## start

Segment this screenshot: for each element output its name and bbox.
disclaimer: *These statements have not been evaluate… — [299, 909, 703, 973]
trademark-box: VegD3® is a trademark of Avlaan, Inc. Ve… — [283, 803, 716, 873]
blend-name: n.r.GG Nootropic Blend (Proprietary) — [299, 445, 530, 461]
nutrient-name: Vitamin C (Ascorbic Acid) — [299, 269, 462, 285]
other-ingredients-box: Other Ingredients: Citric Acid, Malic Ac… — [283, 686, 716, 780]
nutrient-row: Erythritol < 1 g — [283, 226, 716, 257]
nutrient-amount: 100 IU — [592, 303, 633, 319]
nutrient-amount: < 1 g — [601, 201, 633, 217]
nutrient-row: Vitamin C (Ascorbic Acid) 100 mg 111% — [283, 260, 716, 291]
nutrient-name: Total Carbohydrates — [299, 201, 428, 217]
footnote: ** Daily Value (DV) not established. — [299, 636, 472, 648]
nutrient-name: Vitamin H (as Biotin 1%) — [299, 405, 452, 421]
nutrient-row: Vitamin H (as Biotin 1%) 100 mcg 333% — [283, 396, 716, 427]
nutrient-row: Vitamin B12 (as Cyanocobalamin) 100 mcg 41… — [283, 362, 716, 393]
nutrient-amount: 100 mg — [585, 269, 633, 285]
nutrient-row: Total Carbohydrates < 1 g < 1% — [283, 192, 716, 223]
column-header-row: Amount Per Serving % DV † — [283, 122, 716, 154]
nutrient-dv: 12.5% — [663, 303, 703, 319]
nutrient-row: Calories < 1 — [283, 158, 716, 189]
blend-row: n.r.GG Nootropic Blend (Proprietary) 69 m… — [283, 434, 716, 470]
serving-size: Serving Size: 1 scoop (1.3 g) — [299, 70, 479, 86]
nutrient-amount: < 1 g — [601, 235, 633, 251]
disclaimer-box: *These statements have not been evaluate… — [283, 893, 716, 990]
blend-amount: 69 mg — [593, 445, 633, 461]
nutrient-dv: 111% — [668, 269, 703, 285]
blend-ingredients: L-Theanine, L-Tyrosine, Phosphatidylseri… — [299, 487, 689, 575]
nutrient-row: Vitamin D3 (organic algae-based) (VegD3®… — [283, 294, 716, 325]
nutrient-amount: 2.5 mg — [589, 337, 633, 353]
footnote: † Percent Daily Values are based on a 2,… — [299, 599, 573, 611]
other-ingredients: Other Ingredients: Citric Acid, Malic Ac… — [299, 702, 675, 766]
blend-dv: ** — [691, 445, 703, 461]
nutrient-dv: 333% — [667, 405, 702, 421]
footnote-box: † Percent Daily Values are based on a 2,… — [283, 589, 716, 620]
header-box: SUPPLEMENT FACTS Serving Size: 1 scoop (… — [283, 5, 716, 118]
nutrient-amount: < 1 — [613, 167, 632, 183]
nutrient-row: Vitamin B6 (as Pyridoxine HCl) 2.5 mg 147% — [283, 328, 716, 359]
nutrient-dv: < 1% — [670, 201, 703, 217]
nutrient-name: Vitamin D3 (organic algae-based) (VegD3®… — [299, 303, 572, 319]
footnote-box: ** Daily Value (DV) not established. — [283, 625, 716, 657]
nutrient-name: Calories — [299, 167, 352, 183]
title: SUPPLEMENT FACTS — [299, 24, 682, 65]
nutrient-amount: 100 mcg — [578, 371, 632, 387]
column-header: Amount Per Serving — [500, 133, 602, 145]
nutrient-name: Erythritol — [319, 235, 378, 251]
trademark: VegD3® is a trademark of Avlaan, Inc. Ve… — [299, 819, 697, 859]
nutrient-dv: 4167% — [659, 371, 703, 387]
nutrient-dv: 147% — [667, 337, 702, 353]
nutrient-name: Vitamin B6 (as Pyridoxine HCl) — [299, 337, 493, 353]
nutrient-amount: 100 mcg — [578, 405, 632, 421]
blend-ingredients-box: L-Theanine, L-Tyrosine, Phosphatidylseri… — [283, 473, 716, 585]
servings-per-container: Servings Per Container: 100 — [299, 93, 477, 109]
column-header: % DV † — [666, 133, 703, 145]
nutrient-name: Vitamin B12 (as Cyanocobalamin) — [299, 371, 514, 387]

## end

> **Objective**
Count the lines of the items above that contain the string "been", treating uppercase and lowercase letters as different, and give only the number.

> **Exercise result**
2